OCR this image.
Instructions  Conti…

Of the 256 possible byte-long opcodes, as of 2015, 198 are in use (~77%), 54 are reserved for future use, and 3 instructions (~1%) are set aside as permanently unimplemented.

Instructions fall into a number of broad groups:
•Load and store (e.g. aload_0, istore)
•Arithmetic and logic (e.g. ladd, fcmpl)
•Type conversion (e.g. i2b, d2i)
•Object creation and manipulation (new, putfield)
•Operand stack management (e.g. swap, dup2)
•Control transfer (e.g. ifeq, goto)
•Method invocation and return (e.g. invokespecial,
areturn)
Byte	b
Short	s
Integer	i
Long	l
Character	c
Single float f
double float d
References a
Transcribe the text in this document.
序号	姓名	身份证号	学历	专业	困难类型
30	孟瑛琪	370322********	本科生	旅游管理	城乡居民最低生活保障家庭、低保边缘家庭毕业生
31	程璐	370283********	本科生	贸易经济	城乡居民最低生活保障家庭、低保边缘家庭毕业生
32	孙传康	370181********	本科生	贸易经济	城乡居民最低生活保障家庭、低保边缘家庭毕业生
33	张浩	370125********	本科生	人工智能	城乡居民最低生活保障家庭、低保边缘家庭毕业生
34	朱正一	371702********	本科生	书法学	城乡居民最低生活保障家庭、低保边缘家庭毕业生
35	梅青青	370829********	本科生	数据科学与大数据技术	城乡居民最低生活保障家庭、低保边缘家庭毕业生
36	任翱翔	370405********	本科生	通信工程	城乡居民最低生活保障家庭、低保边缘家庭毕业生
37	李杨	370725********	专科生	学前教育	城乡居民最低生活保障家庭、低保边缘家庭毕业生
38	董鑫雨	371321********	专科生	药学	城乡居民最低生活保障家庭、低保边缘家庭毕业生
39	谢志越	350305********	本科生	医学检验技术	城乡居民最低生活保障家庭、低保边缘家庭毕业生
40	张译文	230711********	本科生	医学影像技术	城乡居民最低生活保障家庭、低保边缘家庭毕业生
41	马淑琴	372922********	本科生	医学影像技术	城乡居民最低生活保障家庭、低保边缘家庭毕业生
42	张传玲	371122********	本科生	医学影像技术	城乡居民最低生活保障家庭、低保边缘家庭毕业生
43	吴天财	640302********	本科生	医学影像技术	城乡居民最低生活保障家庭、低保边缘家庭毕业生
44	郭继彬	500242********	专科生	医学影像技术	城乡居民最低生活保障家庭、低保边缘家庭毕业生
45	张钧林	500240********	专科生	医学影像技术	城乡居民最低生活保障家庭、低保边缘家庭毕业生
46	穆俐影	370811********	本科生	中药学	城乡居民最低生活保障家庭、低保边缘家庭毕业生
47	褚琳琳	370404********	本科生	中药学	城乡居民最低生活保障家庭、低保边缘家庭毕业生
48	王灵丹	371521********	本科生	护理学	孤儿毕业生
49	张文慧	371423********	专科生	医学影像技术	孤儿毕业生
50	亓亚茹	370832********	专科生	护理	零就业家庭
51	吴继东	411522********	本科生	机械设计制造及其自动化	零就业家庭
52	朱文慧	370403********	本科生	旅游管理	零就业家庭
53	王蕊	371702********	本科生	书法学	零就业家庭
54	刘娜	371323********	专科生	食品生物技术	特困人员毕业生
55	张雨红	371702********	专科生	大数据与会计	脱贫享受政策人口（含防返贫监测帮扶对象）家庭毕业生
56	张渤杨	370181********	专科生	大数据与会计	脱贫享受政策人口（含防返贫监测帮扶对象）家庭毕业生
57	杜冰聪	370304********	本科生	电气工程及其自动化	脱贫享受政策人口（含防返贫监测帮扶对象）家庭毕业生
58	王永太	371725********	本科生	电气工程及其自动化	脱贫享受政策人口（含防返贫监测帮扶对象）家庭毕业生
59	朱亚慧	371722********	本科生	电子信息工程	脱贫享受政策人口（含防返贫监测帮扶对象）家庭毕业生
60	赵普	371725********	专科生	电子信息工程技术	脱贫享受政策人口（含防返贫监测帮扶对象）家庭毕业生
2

★ ★ ★ ★ ★

TO BE DONE:
Quote every record above exactly.

ANSWER TO THE PROBLEM:
OCR this image.
Instructions  Conti…

Of the 256 possible byte-long opcodes, as of 2015, 198 are in use (~77%), 54 are reserved for future use, and 3 instructions (~1%) are set aside as permanently unimplemented.

Instructions fall into a number of broad groups:
•Load and store (e.g. aload_0, istore)
•Arithmetic and logic (e.g. ladd, fcmpl)
•Type conversion (e.g. i2b, d2i)
•Object creation and manipulation (new, putfield)
•Operand stack management (e.g. swap, dup2)
•Control transfer (e.g. ifeq, goto)
•Method invocation and return (e.g. invokespecial,
areturn)
Byte	b
Short	s
Integer	i
Long	l
Character	c
Single float f
double float d
References a
Transcribe the text in this document.
序号	姓名	身份证号	学历	专业	困难类型
30	孟瑛琪	370322********	本科生	旅游管理	城乡居民最低生活保障家庭、低保边缘家庭毕业生
31	程璐	370283********	本科生	贸易经济	城乡居民最低生活保障家庭、低保边缘家庭毕业生
32	孙传康	370181********	本科生	贸易经济	城乡居民最低生活保障家庭、低保边缘家庭毕业生
33	张浩	370125********	本科生	人工智能	城乡居民最低生活保障家庭、低保边缘家庭毕业生
34	朱正一	371702********	本科生	书法学	城乡居民最低生活保障家庭、低保边缘家庭毕业生
35	梅青青	370829********	本科生	数据科学与大数据技术	城乡居民最低生活保障家庭、低保边缘家庭毕业生
36	任翱翔	370405********	本科生	通信工程	城乡居民最低生活保障家庭、低保边缘家庭毕业生
37	李杨	370725********	专科生	学前教育	城乡居民最低生活保障家庭、低保边缘家庭毕业生
38	董鑫雨	371321********	专科生	药学	城乡居民最低生活保障家庭、低保边缘家庭毕业生
39	谢志越	350305********	本科生	医学检验技术	城乡居民最低生活保障家庭、低保边缘家庭毕业生
40	张译文	230711********	本科生	医学影像技术	城乡居民最低生活保障家庭、低保边缘家庭毕业生
41	马淑琴	372922********	本科生	医学影像技术	城乡居民最低生活保障家庭、低保边缘家庭毕业生
42	张传玲	371122********	本科生	医学影像技术	城乡居民最低生活保障家庭、低保边缘家庭毕业生
43	吴天财	640302********	本科生	医学影像技术	城乡居民最低生活保障家庭、低保边缘家庭毕业生
44	郭继彬	500242********	专科生	医学影像技术	城乡居民最低生活保障家庭、低保边缘家庭毕业生
45	张钧林	500240********	专科生	医学影像技术	城乡居民最低生活保障家庭、低保边缘家庭毕业生
46	穆俐影	370811********	本科生	中药学	城乡居民最低生活保障家庭、低保边缘家庭毕业生
47	褚琳琳	370404********	本科生	中药学	城乡居民最低生活保障家庭、低保边缘家庭毕业生
48	王灵丹	371521********	本科生	护理学	孤儿毕业生
49	张文慧	371423********	专科生	医学影像技术	孤儿毕业生
50	亓亚茹	370832********	专科生	护理	零就业家庭
51	吴继东	411522********	本科生	机械设计制造及其自动化	零就业家庭
52	朱文慧	370403********	本科生	旅游管理	零就业家庭
53	王蕊	371702********	本科生	书法学	零就业家庭
54	刘娜	371323********	专科生	食品生物技术	特困人员毕业生
55	张雨红	371702********	专科生	大数据与会计	脱贫享受政策人口（含防返贫监测帮扶对象）家庭毕业生
56	张渤杨	370181********	专科生	大数据与会计	脱贫享受政策人口（含防返贫监测帮扶对象）家庭毕业生
57	杜冰聪	370304********	本科生	电气工程及其自动化	脱贫享受政策人口（含防返贫监测帮扶对象）家庭毕业生
58	王永太	371725********	本科生	电气工程及其自动化	脱贫享受政策人口（含防返贫监测帮扶对象）家庭毕业生
59	朱亚慧	371722********	本科生	电子信息工程	脱贫享受政策人口（含防返贫监测帮扶对象）家庭毕业生
60	赵普	371725********	专科生	电子信息工程技术	脱贫享受政策人口（含防返贫监测帮扶对象）家庭毕业生
2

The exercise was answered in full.